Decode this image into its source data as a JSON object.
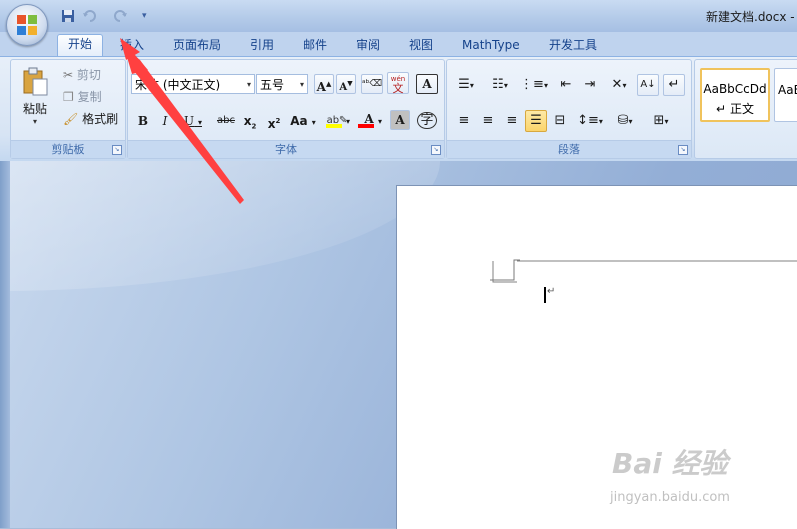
{
  "window": {
    "title": "新建文档.docx -"
  },
  "tabs": [
    {
      "label": "开始"
    },
    {
      "label": "插入"
    },
    {
      "label": "页面布局"
    },
    {
      "label": "引用"
    },
    {
      "label": "邮件"
    },
    {
      "label": "审阅"
    },
    {
      "label": "视图"
    },
    {
      "label": "MathType"
    },
    {
      "label": "开发工具"
    }
  ],
  "clipboard": {
    "paste": "粘贴",
    "cut": "剪切",
    "copy": "复制",
    "format_painter": "格式刷",
    "label": "剪贴板"
  },
  "font": {
    "name": "宋体 (中文正文)",
    "size": "五号",
    "label": "字体"
  },
  "paragraph": {
    "label": "段落"
  },
  "styles": {
    "style1": "AaBbCcDd",
    "style1_name": "正文",
    "style2": "AaB"
  },
  "watermark": {
    "brand": "Bai 经验",
    "url": "jingyan.baidu.com"
  },
  "colors": {
    "highlight": "#ffff00",
    "font_color": "#ff0000",
    "arrow": "#ff4040"
  }
}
==============================
*BRIEF*
Transcribe the complete set of entries verbatim. No pictures belong in the copy.

*OUTPUT OF THE TASK*
Decode this image into its source data as a JSON object.
{
  "window": {
    "title": "新建文档.docx -"
  },
  "tabs": [
    {
      "label": "开始"
    },
    {
      "label": "插入"
    },
    {
      "label": "页面布局"
    },
    {
      "label": "引用"
    },
    {
      "label": "邮件"
    },
    {
      "label": "审阅"
    },
    {
      "label": "视图"
    },
    {
      "label": "MathType"
    },
    {
      "label": "开发工具"
    }
  ],
  "clipboard": {
    "paste": "粘贴",
    "cut": "剪切",
    "copy": "复制",
    "format_painter": "格式刷",
    "label": "剪贴板"
  },
  "font": {
    "name": "宋体 (中文正文)",
    "size": "五号",
    "label": "字体"
  },
  "paragraph": {
    "label": "段落"
  },
  "styles": {
    "style1": "AaBbCcDd",
    "style1_name": "正文",
    "style2": "AaB"
  },
  "watermark": {
    "brand": "Bai 经验",
    "url": "jingyan.baidu.com"
  },
  "colors": {
    "highlight": "#ffff00",
    "font_color": "#ff0000",
    "arrow": "#ff4040"
  }
}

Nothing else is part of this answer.